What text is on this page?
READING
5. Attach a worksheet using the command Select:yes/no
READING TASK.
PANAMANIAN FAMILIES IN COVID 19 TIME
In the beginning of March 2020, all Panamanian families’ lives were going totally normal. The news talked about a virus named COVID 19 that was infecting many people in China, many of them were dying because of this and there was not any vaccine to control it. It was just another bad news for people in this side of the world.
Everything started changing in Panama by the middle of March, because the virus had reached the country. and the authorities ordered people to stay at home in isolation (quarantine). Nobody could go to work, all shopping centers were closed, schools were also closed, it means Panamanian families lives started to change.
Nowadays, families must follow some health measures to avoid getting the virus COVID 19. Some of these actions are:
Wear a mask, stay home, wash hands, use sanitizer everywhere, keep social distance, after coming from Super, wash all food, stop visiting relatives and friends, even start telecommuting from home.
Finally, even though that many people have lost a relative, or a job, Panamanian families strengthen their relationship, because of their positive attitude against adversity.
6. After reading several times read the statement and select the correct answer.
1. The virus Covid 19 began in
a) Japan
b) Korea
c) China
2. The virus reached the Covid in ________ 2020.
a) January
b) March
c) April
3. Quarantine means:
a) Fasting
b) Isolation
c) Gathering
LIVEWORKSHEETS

=== What this task involves ===
Please give the number of lines above that include the string "reached", with nothing added.

=== Exercise output ===
2